**INPUT FOR THIS TASK**
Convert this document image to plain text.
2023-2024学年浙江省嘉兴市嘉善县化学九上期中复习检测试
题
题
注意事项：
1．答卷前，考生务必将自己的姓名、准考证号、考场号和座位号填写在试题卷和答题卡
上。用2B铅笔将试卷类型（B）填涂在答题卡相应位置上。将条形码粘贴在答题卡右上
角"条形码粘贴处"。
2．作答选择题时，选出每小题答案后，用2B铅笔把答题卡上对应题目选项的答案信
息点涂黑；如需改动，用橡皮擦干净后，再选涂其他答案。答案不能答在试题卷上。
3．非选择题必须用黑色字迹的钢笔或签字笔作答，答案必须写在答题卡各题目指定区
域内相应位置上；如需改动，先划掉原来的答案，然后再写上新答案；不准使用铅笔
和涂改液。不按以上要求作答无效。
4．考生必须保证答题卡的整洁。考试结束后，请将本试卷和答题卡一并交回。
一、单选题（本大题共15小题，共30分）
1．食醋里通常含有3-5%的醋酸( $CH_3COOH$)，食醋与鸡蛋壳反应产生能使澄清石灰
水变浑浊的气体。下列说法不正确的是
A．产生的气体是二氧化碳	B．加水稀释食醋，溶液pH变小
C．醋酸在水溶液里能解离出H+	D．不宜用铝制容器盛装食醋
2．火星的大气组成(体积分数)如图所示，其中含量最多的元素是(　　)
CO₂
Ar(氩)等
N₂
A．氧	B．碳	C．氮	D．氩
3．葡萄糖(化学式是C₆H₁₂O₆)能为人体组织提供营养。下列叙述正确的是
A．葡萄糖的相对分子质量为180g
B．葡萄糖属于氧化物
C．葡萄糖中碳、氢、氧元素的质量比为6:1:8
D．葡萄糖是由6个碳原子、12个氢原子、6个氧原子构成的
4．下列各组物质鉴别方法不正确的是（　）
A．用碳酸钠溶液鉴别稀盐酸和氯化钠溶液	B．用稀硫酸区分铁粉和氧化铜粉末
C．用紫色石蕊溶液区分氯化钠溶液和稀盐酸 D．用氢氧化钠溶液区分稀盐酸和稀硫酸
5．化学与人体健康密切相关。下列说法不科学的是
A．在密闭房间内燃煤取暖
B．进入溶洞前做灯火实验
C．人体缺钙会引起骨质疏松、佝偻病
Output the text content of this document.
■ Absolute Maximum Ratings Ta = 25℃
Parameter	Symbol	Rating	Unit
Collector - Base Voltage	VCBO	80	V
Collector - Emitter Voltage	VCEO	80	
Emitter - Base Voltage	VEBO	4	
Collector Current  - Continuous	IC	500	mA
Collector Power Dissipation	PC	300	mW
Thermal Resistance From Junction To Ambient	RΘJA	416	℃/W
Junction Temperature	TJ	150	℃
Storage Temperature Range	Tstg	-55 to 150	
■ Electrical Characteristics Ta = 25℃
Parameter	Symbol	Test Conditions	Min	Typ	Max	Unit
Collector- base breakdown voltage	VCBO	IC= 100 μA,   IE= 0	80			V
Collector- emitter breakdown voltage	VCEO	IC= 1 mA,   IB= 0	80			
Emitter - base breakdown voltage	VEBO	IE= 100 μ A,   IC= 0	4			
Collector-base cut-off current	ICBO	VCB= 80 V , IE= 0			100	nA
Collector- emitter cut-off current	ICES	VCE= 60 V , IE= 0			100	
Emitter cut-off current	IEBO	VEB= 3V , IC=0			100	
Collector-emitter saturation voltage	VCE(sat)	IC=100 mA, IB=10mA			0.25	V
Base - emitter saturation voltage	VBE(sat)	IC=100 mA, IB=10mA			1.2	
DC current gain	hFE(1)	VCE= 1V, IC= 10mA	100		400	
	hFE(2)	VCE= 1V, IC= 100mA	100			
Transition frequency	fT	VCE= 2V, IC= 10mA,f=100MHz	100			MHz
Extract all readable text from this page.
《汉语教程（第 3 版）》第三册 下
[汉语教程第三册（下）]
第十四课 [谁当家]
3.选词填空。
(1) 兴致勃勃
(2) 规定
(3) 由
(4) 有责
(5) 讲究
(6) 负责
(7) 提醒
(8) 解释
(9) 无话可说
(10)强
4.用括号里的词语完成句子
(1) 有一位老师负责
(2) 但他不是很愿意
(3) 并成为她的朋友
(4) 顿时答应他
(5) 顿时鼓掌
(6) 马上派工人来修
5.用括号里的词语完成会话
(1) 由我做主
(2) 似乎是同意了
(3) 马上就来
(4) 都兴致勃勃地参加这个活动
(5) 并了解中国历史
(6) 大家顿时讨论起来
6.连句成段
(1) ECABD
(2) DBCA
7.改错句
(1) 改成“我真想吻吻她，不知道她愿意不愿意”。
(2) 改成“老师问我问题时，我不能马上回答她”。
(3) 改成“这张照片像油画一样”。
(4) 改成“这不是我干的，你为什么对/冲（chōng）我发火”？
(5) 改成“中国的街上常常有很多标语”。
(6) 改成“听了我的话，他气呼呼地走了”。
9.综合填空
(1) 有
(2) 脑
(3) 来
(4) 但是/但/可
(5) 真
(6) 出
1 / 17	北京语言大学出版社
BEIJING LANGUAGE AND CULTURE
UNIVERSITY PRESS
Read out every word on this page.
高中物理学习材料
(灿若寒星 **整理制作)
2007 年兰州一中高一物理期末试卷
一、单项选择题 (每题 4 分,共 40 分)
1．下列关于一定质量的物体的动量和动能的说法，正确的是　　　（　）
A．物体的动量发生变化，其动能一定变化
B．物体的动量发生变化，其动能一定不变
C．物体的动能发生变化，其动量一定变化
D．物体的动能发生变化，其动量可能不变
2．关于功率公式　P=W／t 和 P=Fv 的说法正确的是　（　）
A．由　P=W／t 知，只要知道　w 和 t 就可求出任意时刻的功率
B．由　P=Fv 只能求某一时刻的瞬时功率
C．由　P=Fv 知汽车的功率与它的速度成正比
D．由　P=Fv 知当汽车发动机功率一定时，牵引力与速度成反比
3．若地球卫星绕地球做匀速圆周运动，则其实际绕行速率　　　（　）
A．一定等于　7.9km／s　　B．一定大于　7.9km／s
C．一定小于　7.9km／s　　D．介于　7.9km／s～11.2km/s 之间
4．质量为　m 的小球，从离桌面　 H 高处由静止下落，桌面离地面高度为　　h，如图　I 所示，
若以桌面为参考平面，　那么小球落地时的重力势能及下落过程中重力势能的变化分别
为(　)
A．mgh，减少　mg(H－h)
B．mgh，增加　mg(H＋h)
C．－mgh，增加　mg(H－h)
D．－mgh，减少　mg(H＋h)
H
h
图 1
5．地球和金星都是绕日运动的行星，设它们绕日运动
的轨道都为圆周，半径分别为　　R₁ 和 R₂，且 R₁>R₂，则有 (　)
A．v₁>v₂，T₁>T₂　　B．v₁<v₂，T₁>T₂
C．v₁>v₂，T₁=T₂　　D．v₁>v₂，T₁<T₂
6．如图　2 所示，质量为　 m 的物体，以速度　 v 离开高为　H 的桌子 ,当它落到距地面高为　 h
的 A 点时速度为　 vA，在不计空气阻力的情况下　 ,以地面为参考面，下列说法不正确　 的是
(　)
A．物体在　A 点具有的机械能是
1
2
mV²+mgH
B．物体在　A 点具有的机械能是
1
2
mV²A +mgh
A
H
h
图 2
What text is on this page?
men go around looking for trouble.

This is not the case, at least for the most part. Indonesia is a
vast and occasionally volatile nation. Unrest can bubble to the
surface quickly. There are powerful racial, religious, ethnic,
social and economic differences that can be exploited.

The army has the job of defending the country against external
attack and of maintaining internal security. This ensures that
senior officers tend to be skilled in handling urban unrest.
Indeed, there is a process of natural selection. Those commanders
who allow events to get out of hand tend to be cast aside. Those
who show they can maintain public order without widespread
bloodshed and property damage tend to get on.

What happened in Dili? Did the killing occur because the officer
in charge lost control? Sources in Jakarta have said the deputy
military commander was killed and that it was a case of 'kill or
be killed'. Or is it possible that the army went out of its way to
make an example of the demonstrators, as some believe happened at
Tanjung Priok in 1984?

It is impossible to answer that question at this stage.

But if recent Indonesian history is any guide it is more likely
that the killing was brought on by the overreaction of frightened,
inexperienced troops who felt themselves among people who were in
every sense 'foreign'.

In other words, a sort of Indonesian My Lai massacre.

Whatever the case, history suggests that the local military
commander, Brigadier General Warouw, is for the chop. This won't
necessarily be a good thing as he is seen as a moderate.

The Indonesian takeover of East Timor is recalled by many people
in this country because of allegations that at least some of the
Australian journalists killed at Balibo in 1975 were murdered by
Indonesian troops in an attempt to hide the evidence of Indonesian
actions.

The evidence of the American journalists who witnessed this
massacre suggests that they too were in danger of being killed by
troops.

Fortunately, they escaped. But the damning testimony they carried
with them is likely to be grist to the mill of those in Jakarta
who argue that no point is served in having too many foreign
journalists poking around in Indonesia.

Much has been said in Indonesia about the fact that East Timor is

**TASK DIRECTIONS**
Your answer should be a single number: the count of lines containing the word "journalists".

**PROBLEM SOLUTION**
3